**Input material**
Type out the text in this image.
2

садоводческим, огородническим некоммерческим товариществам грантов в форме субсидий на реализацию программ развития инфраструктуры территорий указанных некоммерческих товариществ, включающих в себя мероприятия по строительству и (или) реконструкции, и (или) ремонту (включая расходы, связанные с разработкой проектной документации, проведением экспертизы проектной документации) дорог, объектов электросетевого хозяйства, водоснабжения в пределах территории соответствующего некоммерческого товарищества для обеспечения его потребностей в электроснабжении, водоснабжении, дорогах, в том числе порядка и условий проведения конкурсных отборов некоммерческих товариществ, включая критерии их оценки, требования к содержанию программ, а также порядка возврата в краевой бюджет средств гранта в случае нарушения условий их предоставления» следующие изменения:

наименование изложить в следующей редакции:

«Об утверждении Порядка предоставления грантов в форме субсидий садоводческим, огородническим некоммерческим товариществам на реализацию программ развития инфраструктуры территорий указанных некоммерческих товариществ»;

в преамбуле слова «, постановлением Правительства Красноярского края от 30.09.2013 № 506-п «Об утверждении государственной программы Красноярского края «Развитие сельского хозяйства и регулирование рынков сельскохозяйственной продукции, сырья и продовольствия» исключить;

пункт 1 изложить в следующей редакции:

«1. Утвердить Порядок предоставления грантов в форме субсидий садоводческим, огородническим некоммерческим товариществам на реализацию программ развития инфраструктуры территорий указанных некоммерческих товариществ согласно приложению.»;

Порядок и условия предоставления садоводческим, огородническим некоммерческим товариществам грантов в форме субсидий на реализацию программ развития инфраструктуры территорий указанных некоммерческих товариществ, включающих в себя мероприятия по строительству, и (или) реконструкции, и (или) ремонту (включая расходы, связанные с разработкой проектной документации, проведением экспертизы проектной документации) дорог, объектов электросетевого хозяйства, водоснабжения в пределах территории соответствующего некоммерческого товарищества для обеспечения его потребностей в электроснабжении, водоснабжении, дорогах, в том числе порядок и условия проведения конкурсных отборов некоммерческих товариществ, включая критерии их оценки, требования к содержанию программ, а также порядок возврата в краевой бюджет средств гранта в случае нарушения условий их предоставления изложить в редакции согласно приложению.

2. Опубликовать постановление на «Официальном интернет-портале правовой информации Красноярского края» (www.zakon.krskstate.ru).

**What the exercise asks**
Single out each line of the records above with the string "приложению" in it, and copy it.

**Reply to the task**
«1. Утвердить Порядок предоставления грантов в форме субсидий садоводческим, огородническим некоммерческим товариществам на реализацию программ развития инфраструктуры территорий указанных некоммерческих товариществ согласно приложению.»;
Порядок и условия предоставления садоводческим, огородническим некоммерческим товариществам грантов в форме субсидий на реализацию программ развития инфраструктуры территорий указанных некоммерческих товариществ, включающих в себя мероприятия по строительству, и (или) реконструкции, и (или) ремонту (включая расходы, связанные с разработкой проектной документации, проведением экспертизы проектной документации) дорог, объектов электросетевого хозяйства, водоснабжения в пределах территории соответствующего некоммерческого товарищества для обеспечения его потребностей в электроснабжении, водоснабжении, дорогах, в том числе порядок и условия проведения конкурсных отборов некоммерческих товариществ, включая критерии их оценки, требования к содержанию программ, а также порядок возврата в краевой бюджет средств гранта в случае нарушения условий их предоставления изложить в редакции согласно приложению.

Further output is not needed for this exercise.